PROVIDED RECORDS ::
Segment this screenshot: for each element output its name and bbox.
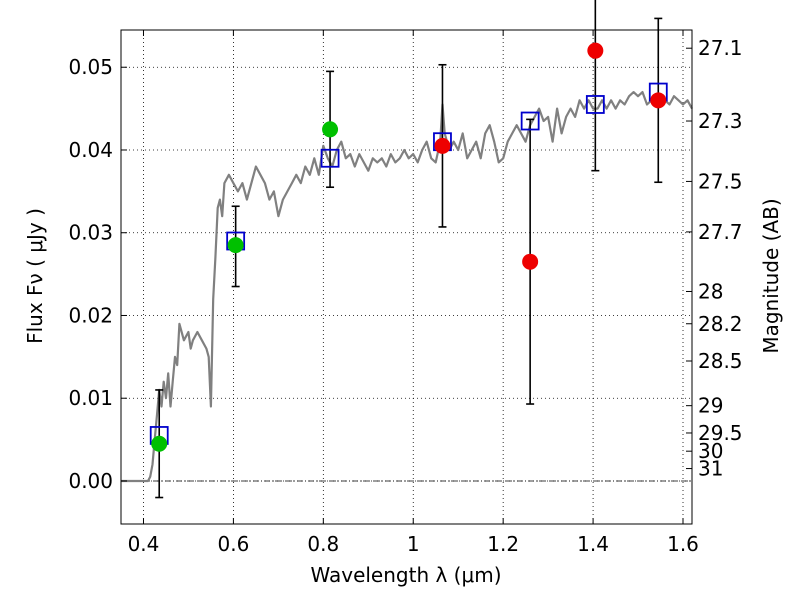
plot-frame bbox=[120, 29, 693, 525]
observed-points bbox=[151, 42, 667, 452]
y-tick-label: 0.02 bbox=[68, 303, 113, 327]
axis-ticks: 0.4 0.6 0.8 1 1.2 1.4 1.6 0.00 0.01 0.02 0.03 0.04 0… bbox=[68, 30, 743, 556]
observed-point bbox=[227, 237, 244, 254]
observed-point bbox=[151, 435, 168, 452]
x-axis-title: Wavelength λ (μm) bbox=[310, 563, 501, 587]
mag-tick-label: 27.5 bbox=[698, 169, 743, 193]
model-point-square bbox=[585, 95, 605, 114]
mag-tick-label: 31 bbox=[698, 457, 723, 481]
y-axis-title: Flux Fν ( μJy ) bbox=[23, 208, 47, 344]
y-tick-label: 0.03 bbox=[68, 221, 113, 245]
mag-tick-label: 28.2 bbox=[698, 312, 743, 336]
mag-tick-label: 27.7 bbox=[698, 220, 743, 244]
x-tick-label: 0.6 bbox=[217, 532, 249, 556]
x-tick-label: 1.4 bbox=[577, 532, 609, 556]
x-tick-label: 1.6 bbox=[667, 532, 699, 556]
observed-point bbox=[322, 121, 339, 138]
y-tick-label: 0.00 bbox=[68, 469, 113, 493]
mag-tick-label: 29.5 bbox=[698, 421, 743, 445]
mag-tick-label: 27.3 bbox=[698, 109, 743, 133]
observed-point bbox=[434, 137, 451, 154]
mag-tick-label: 28.5 bbox=[698, 349, 743, 373]
y2-axis-title: Magnitude (AB) bbox=[759, 198, 783, 353]
observed-point bbox=[522, 253, 539, 270]
observed-point bbox=[650, 92, 667, 109]
x-tick-label: 1.2 bbox=[487, 532, 519, 556]
mag-tick-label: 30 bbox=[698, 439, 723, 463]
observed-point bbox=[587, 42, 604, 59]
model-point-square bbox=[320, 148, 340, 168]
model-points bbox=[149, 82, 668, 445]
spectrum-line bbox=[121, 90, 693, 483]
model-spectrum bbox=[121, 90, 693, 483]
x-tick-label: 0.4 bbox=[128, 532, 160, 556]
mag-tick-label: 27.1 bbox=[698, 36, 743, 60]
x-tick-label: 1 bbox=[407, 532, 420, 556]
mag-tick-label: 29 bbox=[698, 394, 723, 418]
model-point-square bbox=[520, 111, 540, 131]
y-tick-label: 0.04 bbox=[68, 138, 113, 162]
y-tick-label: 0.01 bbox=[68, 386, 113, 410]
x-tick-label: 0.8 bbox=[307, 532, 339, 556]
grid-lines bbox=[121, 30, 692, 524]
mag-tick-label: 28 bbox=[698, 279, 723, 303]
y-tick-label: 0.05 bbox=[68, 55, 113, 79]
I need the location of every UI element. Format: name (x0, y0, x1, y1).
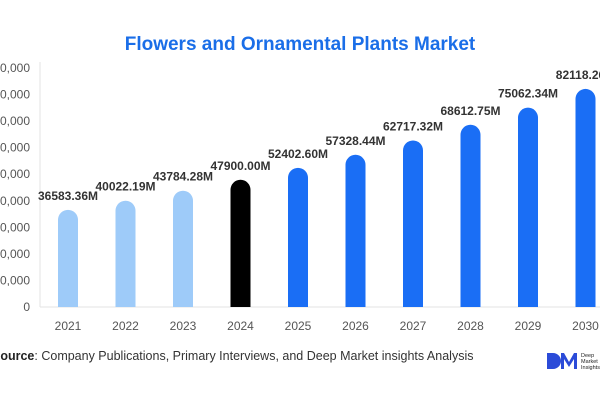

DESCRIPTION OF THE TASK :: Could you repeat every item above word for word, leaving out the pictures?

RESPONSE ::
Segment this screenshot: for each element output its name and bbox.
plot-frame bbox=[120, 29, 693, 525]
observed-points bbox=[151, 42, 667, 452]
y-tick-label: 0.02 bbox=[68, 303, 113, 327]
axis-ticks: 0.4 0.6 0.8 1 1.2 1.4 1.6 0.00 0.01 0.02 0.03 0.04 0… bbox=[68, 30, 743, 556]
observed-point bbox=[227, 237, 244, 254]
observed-point bbox=[151, 435, 168, 452]
x-axis-title: Wavelength λ (μm) bbox=[310, 563, 501, 587]
mag-tick-label: 27.5 bbox=[698, 169, 743, 193]
model-point-square bbox=[585, 95, 605, 114]
mag-tick-label: 31 bbox=[698, 457, 723, 481]
y-axis-title: Flux Fν ( μJy ) bbox=[23, 208, 47, 344]
y-tick-label: 0.03 bbox=[68, 221, 113, 245]
mag-tick-label: 28.2 bbox=[698, 312, 743, 336]
mag-tick-label: 27.7 bbox=[698, 220, 743, 244]
x-tick-label: 0.6 bbox=[217, 532, 249, 556]
x-tick-label: 1.4 bbox=[577, 532, 609, 556]
x-tick-label: 1.6 bbox=[667, 532, 699, 556]
observed-point bbox=[322, 121, 339, 138]
y-tick-label: 0.00 bbox=[68, 469, 113, 493]
mag-tick-label: 29.5 bbox=[698, 421, 743, 445]
mag-tick-label: 27.3 bbox=[698, 109, 743, 133]
observed-point bbox=[434, 137, 451, 154]
mag-tick-label: 28.5 bbox=[698, 349, 743, 373]
y2-axis-title: Magnitude (AB) bbox=[759, 198, 783, 353]
observed-point bbox=[522, 253, 539, 270]
observed-point bbox=[650, 92, 667, 109]
x-tick-label: 1.2 bbox=[487, 532, 519, 556]
mag-tick-label: 30 bbox=[698, 439, 723, 463]
observed-point bbox=[587, 42, 604, 59]
model-point-square bbox=[320, 148, 340, 168]
model-points bbox=[149, 82, 668, 445]
spectrum-line bbox=[121, 90, 693, 483]
model-spectrum bbox=[121, 90, 693, 483]
x-tick-label: 0.4 bbox=[128, 532, 160, 556]
mag-tick-label: 27.1 bbox=[698, 36, 743, 60]
x-tick-label: 1 bbox=[407, 532, 420, 556]
mag-tick-label: 29 bbox=[698, 394, 723, 418]
model-point-square bbox=[520, 111, 540, 131]
y-tick-label: 0.04 bbox=[68, 138, 113, 162]
y-tick-label: 0.01 bbox=[68, 386, 113, 410]
x-tick-label: 0.8 bbox=[307, 532, 339, 556]
grid-lines bbox=[121, 30, 692, 524]
mag-tick-label: 28 bbox=[698, 279, 723, 303]
y-tick-label: 0.05 bbox=[68, 55, 113, 79]
I need the location of every UI element. Format: name (x0, y0, x1, y1).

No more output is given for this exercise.